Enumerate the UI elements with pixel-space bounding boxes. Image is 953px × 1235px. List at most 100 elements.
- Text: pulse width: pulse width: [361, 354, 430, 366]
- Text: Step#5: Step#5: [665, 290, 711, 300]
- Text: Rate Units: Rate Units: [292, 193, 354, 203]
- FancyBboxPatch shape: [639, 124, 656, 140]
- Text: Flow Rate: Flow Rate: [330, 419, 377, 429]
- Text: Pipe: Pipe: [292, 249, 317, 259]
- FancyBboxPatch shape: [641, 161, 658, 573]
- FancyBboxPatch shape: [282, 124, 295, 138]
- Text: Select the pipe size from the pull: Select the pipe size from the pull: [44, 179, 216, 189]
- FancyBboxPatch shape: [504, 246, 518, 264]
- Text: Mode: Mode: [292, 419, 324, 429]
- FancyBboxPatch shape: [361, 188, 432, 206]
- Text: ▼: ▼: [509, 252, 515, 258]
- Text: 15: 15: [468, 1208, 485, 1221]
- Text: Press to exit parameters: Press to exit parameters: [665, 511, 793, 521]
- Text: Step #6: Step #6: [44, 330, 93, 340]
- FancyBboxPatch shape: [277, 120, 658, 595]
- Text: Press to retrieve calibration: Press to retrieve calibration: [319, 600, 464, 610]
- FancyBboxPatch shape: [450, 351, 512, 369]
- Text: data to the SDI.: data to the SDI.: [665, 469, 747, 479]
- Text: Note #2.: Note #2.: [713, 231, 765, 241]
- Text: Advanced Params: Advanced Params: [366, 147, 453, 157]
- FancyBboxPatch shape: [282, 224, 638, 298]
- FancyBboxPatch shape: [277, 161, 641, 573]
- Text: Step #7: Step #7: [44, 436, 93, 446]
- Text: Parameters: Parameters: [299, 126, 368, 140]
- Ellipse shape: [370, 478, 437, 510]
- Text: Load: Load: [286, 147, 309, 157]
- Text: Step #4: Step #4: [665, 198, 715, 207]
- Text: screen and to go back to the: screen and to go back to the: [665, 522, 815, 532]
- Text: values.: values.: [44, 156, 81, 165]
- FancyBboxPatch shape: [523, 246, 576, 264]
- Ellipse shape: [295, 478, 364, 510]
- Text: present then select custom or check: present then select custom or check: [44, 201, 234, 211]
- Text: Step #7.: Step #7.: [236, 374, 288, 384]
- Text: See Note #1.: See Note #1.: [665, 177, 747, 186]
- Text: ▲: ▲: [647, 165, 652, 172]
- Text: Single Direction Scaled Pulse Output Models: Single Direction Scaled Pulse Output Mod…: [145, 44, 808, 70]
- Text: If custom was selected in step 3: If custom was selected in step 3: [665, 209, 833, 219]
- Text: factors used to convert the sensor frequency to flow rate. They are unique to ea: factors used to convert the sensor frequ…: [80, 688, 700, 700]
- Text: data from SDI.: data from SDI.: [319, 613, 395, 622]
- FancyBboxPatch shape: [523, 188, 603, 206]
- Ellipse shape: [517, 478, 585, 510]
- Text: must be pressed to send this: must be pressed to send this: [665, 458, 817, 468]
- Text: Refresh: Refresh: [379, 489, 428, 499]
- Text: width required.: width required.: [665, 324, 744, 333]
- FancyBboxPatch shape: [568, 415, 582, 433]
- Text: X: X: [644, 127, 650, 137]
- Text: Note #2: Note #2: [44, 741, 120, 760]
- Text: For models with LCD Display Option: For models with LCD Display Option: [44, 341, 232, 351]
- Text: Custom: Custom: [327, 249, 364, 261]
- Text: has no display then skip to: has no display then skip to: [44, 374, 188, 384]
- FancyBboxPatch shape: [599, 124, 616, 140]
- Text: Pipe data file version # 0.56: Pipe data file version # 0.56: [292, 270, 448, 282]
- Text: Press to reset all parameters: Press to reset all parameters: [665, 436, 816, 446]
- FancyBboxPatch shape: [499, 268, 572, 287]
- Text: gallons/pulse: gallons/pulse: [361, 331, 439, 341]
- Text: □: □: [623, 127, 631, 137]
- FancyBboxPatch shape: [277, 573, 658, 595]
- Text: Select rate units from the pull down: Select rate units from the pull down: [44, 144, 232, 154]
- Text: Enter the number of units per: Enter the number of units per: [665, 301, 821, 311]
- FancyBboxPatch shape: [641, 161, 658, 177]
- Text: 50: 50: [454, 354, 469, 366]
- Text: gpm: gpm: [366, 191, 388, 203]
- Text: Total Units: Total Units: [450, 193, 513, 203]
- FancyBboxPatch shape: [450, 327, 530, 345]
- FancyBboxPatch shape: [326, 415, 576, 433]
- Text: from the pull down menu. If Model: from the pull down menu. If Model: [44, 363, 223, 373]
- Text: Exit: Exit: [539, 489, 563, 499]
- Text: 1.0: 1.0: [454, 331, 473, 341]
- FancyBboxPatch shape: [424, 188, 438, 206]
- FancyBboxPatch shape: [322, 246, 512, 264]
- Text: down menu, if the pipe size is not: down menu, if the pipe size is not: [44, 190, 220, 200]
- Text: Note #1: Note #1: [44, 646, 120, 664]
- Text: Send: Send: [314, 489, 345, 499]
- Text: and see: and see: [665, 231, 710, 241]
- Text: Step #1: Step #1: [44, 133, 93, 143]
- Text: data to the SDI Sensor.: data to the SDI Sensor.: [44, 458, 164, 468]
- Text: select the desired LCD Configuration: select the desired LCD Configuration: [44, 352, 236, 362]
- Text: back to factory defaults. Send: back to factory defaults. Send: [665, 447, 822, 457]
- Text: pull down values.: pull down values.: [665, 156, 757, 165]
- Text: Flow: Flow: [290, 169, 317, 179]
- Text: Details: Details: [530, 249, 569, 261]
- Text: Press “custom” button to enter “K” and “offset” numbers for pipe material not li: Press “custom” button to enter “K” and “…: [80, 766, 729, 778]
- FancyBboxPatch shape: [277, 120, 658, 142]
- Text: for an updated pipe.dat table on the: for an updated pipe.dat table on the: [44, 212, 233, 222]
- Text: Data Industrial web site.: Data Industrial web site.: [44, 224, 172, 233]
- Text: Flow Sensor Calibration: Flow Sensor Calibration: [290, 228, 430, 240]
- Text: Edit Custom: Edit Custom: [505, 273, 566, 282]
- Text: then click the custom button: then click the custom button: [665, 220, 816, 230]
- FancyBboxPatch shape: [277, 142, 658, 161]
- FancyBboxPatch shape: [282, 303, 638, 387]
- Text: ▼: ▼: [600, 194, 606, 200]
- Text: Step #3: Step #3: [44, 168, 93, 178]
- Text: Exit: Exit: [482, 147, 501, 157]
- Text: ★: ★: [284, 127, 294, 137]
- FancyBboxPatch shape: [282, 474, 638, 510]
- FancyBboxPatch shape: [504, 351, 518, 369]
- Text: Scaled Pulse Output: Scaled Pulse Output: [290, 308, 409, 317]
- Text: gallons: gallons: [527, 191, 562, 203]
---*---
* Prompt *
Please echo the rows from the first one through the line containing "- Text: Step#5: Step#5: [665, 290, 711, 300]", both included, without changing a character.

* Worked answer *
Enumerate the UI elements with pixel-space bounding boxes. Image is 953px × 1235px. List at most 100 elements.
- Text: pulse width: pulse width: [361, 354, 430, 366]
- Text: Step#5: Step#5: [665, 290, 711, 300]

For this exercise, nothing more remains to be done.